/---
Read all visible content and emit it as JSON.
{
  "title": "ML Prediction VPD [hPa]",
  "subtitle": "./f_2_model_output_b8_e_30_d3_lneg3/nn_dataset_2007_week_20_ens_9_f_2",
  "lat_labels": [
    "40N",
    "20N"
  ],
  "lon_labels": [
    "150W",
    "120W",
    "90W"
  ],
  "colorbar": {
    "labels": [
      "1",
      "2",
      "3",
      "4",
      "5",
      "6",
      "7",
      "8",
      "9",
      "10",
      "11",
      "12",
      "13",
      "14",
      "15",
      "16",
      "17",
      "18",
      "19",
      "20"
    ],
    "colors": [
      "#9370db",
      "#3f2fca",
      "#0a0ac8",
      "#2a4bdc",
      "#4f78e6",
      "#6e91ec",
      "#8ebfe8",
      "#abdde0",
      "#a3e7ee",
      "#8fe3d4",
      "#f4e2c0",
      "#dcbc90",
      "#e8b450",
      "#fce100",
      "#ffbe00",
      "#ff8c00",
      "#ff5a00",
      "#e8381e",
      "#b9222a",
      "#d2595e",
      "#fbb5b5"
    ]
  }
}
\---
From the first line to the last, please quote the material above exactly.

Answer to the exercise:
Read all visible content and emit it as JSON.
{
  "title": "ML Prediction VPD [hPa]",
  "subtitle": "./f_2_model_output_b8_e_30_d3_lneg3/nn_dataset_2007_week_20_ens_9_f_2",
  "lat_labels": [
    "40N",
    "20N"
  ],
  "lon_labels": [
    "150W",
    "120W",
    "90W"
  ],
  "colorbar": {
    "labels": [
      "1",
      "2",
      "3",
      "4",
      "5",
      "6",
      "7",
      "8",
      "9",
      "10",
      "11",
      "12",
      "13",
      "14",
      "15",
      "16",
      "17",
      "18",
      "19",
      "20"
    ],
    "colors": [
      "#9370db",
      "#3f2fca",
      "#0a0ac8",
      "#2a4bdc",
      "#4f78e6",
      "#6e91ec",
      "#8ebfe8",
      "#abdde0",
      "#a3e7ee",
      "#8fe3d4",
      "#f4e2c0",
      "#dcbc90",
      "#e8b450",
      "#fce100",
      "#ffbe00",
      "#ff8c00",
      "#ff5a00",
      "#e8381e",
      "#b9222a",
      "#d2595e",
      "#fbb5b5"
    ]
  }
}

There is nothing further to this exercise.